■ **Given information**
____
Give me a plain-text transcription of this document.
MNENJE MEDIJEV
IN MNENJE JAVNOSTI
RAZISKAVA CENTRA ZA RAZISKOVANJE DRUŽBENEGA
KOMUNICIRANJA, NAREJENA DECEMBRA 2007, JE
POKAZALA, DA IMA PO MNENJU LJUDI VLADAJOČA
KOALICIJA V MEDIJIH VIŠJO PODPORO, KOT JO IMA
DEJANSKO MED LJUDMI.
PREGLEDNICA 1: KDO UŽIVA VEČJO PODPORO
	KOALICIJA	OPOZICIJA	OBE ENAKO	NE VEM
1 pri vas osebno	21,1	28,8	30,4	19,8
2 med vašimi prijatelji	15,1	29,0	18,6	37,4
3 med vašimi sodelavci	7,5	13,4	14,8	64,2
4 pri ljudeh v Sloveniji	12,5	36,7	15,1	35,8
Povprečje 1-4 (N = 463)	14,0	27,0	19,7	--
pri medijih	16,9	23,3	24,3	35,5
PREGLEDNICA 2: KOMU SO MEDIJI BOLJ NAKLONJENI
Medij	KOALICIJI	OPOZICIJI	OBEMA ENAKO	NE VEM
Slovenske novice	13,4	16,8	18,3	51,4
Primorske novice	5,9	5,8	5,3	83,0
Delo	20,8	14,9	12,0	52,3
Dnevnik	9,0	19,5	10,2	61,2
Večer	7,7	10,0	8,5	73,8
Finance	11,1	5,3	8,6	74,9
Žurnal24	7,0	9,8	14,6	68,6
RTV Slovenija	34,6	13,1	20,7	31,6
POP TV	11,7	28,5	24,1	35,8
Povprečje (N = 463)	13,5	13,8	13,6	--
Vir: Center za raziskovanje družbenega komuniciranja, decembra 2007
____
■ **The task**
Copy out each record exactly as given, omitting none.

■ **Exercise result**
Give me a plain-text transcription of this document.
MNENJE MEDIJEV
IN MNENJE JAVNOSTI
RAZISKAVA CENTRA ZA RAZISKOVANJE DRUŽBENEGA
KOMUNICIRANJA, NAREJENA DECEMBRA 2007, JE
POKAZALA, DA IMA PO MNENJU LJUDI VLADAJOČA
KOALICIJA V MEDIJIH VIŠJO PODPORO, KOT JO IMA
DEJANSKO MED LJUDMI.
PREGLEDNICA 1: KDO UŽIVA VEČJO PODPORO
	KOALICIJA	OPOZICIJA	OBE ENAKO	NE VEM
1 pri vas osebno	21,1	28,8	30,4	19,8
2 med vašimi prijatelji	15,1	29,0	18,6	37,4
3 med vašimi sodelavci	7,5	13,4	14,8	64,2
4 pri ljudeh v Sloveniji	12,5	36,7	15,1	35,8
Povprečje 1-4 (N = 463)	14,0	27,0	19,7	--
pri medijih	16,9	23,3	24,3	35,5
PREGLEDNICA 2: KOMU SO MEDIJI BOLJ NAKLONJENI
Medij	KOALICIJI	OPOZICIJI	OBEMA ENAKO	NE VEM
Slovenske novice	13,4	16,8	18,3	51,4
Primorske novice	5,9	5,8	5,3	83,0
Delo	20,8	14,9	12,0	52,3
Dnevnik	9,0	19,5	10,2	61,2
Večer	7,7	10,0	8,5	73,8
Finance	11,1	5,3	8,6	74,9
Žurnal24	7,0	9,8	14,6	68,6
RTV Slovenija	34,6	13,1	20,7	31,6
POP TV	11,7	28,5	24,1	35,8
Povprečje (N = 463)	13,5	13,8	13,6	--
Vir: Center za raziskovanje družbenega komuniciranja, decembra 2007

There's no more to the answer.